Challenge:
Look for "Nataliia" in each line of the entries, and return the matching lines.

Entries provided:
* START *

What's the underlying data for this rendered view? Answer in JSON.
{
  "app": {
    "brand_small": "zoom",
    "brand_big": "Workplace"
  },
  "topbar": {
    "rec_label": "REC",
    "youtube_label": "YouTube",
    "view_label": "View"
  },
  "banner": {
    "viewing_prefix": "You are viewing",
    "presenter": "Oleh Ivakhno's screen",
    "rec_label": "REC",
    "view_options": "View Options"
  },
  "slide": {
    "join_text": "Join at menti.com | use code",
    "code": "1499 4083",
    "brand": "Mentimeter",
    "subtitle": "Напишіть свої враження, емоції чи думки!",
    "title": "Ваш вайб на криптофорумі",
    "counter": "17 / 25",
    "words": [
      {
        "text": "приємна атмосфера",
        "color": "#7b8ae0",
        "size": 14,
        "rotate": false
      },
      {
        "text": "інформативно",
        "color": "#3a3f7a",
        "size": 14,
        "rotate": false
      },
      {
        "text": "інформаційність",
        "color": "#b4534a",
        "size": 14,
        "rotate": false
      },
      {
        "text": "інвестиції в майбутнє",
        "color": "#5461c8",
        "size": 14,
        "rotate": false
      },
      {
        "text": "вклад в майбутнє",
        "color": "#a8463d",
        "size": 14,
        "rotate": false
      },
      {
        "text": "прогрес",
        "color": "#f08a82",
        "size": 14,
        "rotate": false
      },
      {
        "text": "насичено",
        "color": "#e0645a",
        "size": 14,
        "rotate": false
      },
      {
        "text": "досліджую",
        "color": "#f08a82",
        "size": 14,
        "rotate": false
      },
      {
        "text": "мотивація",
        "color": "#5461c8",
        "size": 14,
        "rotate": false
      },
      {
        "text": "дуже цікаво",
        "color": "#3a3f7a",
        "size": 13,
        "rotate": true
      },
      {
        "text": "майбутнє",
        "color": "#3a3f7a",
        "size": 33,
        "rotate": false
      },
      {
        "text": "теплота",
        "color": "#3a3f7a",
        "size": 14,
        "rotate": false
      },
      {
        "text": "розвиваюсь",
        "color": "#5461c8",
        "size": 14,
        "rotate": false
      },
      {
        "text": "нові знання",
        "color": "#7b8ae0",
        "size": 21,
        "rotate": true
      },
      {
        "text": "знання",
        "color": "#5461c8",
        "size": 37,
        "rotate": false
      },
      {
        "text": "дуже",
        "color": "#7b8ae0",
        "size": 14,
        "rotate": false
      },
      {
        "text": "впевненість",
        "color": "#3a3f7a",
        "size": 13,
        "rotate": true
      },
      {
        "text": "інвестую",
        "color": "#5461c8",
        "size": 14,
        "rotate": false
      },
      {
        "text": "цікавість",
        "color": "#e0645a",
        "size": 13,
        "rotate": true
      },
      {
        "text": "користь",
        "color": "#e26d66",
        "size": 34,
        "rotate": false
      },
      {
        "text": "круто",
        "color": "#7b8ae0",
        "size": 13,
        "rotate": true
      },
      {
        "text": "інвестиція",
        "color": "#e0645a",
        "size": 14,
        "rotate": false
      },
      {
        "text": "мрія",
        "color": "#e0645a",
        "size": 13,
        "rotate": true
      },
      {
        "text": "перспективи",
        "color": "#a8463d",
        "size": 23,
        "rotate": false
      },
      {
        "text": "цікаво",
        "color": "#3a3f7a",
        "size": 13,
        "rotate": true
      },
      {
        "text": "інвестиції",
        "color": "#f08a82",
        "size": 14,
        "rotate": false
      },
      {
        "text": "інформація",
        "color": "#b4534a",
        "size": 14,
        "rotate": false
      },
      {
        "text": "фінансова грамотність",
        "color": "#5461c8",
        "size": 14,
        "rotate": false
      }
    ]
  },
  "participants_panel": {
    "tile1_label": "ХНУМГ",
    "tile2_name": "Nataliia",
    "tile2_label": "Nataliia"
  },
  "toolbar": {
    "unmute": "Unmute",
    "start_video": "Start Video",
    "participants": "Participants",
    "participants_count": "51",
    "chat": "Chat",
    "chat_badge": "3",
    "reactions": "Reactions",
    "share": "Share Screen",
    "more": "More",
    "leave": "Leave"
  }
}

* END *

Response to this task:
    "tile2_name": "Nataliia",
    "tile2_label": "Nataliia"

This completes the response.